■ **SET TASK**:
Say how many lines in the data below contain the word "Abstract", and give no other text.

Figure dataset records

........

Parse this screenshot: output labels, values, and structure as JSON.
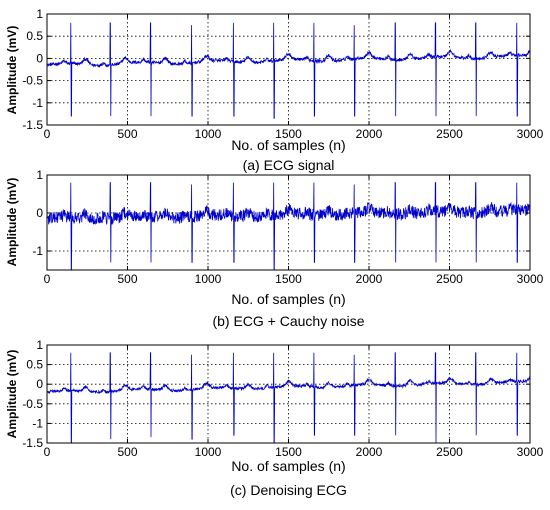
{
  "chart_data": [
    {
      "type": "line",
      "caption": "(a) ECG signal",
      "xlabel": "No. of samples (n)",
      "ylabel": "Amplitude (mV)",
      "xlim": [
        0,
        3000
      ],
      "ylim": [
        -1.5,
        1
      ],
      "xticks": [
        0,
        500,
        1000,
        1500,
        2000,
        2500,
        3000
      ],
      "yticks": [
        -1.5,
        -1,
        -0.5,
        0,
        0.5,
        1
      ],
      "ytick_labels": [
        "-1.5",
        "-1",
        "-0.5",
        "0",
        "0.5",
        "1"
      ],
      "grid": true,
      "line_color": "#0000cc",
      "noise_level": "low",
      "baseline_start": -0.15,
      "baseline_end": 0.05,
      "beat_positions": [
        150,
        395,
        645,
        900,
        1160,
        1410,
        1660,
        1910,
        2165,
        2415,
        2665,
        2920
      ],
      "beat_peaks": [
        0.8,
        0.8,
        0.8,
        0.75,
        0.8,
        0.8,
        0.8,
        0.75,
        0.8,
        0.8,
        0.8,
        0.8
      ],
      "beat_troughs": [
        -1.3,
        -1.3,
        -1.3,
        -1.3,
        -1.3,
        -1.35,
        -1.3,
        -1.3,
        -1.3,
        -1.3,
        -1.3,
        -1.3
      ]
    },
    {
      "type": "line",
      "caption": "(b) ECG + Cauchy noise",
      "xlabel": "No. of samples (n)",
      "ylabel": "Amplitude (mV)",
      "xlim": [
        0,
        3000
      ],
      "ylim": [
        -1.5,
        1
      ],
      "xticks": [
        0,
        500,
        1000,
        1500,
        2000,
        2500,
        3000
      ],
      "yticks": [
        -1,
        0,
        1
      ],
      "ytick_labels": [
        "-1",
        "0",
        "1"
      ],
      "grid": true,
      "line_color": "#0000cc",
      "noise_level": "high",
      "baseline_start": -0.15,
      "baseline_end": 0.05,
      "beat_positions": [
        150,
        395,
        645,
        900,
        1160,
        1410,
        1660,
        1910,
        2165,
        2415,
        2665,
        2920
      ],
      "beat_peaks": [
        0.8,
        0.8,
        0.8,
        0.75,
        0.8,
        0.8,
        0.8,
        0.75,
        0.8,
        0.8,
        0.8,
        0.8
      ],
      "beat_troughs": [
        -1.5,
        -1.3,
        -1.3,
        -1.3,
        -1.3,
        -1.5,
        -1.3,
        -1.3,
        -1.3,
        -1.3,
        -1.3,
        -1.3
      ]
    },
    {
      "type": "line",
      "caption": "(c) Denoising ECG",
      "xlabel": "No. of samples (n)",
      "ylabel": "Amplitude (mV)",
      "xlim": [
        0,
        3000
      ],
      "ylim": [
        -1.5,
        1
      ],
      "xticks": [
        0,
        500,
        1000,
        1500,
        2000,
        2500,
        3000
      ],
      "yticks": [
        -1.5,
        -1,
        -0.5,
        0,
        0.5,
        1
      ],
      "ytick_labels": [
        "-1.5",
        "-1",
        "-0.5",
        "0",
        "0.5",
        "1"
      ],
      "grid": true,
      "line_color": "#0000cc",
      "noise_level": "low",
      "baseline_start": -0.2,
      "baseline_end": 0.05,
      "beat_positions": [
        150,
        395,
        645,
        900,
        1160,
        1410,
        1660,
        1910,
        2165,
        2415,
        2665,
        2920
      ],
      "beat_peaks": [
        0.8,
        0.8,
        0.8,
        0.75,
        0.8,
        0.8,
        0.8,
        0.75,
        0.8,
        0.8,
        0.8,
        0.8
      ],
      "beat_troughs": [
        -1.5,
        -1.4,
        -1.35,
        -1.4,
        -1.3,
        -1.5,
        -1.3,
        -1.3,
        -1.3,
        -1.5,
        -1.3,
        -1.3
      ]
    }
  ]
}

........

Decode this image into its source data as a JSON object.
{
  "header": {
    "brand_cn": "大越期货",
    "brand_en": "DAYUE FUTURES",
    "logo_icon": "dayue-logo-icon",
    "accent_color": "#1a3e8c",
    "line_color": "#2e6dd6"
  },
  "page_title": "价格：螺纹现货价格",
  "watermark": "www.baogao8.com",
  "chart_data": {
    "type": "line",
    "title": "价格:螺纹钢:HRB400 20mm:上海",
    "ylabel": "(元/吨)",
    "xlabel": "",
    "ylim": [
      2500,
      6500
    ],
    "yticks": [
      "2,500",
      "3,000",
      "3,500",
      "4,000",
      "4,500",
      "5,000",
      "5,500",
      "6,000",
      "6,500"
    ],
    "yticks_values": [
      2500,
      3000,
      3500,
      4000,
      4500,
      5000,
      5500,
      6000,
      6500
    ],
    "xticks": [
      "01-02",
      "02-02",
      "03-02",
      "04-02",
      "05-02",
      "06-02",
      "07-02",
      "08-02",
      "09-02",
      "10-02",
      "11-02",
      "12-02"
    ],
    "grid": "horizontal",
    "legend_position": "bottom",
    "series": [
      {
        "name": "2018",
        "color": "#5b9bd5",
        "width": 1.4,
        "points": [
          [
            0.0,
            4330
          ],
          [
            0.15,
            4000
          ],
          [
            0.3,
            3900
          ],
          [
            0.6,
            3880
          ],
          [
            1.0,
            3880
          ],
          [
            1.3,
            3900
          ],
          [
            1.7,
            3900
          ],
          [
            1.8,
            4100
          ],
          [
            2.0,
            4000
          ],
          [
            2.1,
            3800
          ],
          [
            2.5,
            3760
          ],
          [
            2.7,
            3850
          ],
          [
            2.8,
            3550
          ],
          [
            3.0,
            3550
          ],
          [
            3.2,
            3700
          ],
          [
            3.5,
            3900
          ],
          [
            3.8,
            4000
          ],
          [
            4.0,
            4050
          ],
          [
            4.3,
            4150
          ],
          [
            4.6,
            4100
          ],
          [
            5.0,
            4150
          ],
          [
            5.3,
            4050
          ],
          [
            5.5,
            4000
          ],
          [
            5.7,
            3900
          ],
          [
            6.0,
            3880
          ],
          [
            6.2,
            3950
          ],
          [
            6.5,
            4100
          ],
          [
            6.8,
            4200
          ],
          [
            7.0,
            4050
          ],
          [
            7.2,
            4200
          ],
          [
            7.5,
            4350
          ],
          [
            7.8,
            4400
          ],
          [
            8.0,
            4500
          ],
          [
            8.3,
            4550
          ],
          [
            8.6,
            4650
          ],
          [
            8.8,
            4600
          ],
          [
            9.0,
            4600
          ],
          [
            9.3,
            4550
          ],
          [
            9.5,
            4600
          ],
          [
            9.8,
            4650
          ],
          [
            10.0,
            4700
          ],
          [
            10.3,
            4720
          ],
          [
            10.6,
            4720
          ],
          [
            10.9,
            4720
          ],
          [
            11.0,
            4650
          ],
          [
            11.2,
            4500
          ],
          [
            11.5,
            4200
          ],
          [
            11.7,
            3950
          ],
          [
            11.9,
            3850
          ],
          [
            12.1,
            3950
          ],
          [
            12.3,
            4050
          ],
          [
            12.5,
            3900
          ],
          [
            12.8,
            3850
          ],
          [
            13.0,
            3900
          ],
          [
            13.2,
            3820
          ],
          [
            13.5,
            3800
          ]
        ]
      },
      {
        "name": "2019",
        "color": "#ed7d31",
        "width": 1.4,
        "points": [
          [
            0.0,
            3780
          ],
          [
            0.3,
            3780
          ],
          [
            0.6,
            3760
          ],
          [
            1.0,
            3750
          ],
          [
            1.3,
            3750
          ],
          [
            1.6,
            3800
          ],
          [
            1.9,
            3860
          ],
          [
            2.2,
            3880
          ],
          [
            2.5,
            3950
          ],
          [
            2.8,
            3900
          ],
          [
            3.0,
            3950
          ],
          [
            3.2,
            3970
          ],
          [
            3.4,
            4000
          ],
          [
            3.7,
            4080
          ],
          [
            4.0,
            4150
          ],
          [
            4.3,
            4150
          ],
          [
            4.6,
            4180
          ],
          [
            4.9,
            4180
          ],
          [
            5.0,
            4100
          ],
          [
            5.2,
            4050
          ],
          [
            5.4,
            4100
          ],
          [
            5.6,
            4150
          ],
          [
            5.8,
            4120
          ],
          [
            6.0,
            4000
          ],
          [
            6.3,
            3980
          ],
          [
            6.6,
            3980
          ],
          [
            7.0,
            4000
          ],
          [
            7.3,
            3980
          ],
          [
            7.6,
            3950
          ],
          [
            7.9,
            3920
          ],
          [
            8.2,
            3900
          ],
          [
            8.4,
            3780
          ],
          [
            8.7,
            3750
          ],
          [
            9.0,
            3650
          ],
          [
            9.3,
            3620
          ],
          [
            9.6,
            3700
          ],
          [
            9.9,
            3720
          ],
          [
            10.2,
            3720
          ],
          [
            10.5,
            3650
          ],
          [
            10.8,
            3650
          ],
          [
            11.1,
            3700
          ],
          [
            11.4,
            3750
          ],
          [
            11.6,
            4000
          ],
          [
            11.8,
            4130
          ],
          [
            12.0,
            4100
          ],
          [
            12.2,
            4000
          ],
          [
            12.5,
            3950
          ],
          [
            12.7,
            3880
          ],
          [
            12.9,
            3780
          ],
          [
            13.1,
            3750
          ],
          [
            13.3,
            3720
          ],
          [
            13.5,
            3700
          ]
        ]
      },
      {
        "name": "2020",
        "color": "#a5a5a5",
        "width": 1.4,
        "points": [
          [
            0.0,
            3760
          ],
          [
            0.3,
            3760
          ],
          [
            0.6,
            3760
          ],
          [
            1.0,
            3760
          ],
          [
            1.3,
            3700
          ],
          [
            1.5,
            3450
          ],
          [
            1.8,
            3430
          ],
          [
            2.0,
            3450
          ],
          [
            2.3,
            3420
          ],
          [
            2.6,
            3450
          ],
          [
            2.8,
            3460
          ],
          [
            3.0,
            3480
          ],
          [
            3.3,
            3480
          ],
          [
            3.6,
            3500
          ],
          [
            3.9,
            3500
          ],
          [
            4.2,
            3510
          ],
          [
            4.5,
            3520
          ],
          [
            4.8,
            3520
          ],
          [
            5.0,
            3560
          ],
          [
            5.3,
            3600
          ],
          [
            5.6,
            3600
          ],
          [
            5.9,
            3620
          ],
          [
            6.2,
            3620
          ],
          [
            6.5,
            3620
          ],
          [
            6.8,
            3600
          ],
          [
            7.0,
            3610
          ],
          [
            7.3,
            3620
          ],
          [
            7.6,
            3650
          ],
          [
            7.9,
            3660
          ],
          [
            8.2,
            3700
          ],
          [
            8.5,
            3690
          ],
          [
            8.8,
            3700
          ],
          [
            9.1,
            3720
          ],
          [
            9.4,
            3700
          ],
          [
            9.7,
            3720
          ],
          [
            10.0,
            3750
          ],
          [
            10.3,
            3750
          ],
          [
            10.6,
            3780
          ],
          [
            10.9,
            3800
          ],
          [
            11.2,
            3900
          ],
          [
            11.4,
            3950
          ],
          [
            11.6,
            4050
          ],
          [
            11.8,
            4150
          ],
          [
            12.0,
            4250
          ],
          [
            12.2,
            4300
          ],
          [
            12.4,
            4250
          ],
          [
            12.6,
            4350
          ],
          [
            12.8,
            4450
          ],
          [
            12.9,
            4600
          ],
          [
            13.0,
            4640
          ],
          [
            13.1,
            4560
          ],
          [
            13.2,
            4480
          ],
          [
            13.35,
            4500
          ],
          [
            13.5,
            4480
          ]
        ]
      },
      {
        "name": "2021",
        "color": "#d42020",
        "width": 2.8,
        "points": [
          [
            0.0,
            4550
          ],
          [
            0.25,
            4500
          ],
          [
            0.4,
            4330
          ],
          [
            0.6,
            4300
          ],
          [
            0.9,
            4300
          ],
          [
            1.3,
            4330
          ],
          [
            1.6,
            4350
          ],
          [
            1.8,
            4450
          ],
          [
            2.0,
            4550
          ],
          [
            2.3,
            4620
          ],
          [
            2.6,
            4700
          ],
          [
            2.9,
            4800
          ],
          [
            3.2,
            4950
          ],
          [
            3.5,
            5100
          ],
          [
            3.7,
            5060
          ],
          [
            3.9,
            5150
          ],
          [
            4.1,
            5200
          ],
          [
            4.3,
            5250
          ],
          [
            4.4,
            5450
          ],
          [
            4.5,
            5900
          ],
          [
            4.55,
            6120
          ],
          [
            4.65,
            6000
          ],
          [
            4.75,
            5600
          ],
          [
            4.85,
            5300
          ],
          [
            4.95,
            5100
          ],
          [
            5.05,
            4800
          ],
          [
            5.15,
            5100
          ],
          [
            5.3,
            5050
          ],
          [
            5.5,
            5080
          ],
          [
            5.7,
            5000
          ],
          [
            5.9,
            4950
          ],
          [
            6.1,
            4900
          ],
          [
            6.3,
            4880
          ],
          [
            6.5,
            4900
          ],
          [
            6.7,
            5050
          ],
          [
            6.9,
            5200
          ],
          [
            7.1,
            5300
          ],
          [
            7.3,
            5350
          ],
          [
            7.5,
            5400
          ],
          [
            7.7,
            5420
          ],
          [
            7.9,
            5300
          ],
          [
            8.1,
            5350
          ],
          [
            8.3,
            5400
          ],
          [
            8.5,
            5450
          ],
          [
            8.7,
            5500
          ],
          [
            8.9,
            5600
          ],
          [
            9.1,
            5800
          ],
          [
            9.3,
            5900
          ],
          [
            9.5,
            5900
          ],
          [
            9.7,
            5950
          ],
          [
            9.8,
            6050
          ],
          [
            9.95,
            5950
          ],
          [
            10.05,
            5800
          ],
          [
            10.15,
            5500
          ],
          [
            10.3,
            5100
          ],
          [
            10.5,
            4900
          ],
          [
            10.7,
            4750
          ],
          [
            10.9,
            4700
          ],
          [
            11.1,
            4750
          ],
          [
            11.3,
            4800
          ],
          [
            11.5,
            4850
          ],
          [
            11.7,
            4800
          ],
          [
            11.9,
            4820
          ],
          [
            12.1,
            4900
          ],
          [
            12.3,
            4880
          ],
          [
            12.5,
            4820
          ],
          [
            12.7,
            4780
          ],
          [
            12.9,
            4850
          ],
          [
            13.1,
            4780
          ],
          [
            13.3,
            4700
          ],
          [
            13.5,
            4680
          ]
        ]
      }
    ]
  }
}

........

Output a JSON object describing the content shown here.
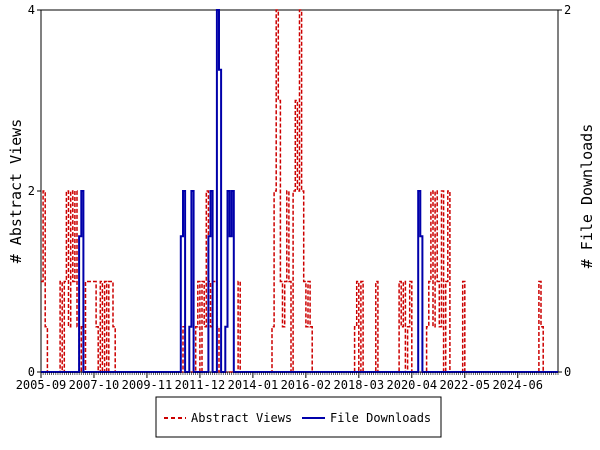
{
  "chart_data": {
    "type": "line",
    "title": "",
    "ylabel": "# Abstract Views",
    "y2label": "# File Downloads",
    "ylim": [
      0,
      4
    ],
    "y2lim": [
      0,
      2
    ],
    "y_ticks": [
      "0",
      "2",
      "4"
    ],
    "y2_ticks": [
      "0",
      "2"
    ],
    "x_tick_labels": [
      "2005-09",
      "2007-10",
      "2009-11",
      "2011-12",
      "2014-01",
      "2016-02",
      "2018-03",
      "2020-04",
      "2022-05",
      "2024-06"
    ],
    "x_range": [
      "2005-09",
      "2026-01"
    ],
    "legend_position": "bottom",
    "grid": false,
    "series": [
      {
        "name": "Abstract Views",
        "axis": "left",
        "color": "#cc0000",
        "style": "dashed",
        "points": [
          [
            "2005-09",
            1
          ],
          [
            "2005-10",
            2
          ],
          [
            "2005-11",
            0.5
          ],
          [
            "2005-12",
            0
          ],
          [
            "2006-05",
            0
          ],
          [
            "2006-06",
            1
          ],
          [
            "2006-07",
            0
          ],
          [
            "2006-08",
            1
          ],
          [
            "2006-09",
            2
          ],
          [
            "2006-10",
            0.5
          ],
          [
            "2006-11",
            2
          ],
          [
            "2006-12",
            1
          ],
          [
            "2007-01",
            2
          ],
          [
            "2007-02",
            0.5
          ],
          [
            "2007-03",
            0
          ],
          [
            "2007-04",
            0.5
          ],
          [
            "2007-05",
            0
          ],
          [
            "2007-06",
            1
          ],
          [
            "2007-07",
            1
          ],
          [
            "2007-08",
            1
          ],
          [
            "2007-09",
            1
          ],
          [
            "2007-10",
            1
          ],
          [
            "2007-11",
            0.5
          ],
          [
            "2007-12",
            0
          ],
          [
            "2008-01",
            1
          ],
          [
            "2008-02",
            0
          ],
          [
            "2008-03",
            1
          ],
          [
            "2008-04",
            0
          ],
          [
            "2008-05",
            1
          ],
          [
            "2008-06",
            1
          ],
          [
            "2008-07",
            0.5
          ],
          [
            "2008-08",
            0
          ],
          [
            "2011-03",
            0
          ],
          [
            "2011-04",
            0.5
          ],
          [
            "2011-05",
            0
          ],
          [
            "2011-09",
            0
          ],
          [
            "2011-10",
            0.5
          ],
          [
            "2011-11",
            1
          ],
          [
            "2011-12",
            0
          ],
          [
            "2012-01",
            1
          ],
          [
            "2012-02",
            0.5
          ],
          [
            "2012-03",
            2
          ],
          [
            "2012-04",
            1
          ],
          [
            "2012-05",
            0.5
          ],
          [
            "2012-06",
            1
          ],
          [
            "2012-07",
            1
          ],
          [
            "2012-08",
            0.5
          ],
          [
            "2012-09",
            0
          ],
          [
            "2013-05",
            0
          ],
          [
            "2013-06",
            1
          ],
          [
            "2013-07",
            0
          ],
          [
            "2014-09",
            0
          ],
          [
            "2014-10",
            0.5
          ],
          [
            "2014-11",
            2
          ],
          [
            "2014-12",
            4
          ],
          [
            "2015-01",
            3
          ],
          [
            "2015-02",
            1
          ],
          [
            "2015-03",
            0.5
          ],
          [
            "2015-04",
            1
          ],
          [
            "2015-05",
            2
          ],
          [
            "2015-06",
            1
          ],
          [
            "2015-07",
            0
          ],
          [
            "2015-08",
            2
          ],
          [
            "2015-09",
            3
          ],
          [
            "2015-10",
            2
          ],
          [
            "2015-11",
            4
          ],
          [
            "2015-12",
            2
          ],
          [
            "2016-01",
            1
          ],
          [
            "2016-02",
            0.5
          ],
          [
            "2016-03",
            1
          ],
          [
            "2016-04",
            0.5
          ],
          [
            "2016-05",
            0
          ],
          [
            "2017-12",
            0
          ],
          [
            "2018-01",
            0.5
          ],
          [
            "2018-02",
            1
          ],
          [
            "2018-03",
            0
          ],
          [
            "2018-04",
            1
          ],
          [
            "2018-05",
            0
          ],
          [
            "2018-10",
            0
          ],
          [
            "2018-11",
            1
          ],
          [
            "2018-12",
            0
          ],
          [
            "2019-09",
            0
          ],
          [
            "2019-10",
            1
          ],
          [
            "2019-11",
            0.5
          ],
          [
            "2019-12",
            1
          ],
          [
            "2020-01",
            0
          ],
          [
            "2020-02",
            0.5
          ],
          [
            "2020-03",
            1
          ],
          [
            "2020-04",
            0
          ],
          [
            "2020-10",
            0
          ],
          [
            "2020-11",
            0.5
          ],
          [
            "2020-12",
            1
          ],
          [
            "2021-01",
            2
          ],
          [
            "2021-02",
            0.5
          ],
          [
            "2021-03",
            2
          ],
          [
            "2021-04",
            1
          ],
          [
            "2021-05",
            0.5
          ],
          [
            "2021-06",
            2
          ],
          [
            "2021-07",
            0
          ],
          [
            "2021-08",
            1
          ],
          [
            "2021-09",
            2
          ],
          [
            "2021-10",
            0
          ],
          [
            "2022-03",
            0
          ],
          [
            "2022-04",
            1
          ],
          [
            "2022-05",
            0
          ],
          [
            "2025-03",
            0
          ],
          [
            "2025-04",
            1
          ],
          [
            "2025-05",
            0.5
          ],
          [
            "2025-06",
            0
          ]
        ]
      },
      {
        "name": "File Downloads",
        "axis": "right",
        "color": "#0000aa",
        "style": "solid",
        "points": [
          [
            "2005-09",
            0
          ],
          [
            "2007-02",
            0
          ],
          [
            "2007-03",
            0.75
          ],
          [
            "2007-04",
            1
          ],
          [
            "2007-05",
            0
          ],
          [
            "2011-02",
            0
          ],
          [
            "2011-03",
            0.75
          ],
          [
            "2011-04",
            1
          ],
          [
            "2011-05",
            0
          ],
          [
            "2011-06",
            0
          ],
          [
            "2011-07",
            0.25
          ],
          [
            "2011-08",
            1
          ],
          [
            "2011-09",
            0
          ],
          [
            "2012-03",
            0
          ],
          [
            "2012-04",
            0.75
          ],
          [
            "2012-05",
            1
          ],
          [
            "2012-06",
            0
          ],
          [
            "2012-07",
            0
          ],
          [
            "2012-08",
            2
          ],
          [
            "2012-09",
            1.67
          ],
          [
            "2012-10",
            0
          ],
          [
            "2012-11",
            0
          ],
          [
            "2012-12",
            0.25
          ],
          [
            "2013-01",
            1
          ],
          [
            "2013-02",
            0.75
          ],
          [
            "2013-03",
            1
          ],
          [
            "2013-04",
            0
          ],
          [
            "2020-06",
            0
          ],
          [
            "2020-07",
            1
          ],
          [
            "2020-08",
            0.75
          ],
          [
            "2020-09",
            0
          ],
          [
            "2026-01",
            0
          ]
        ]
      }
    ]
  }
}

........

■ **EXPECTED ANSWER**:
2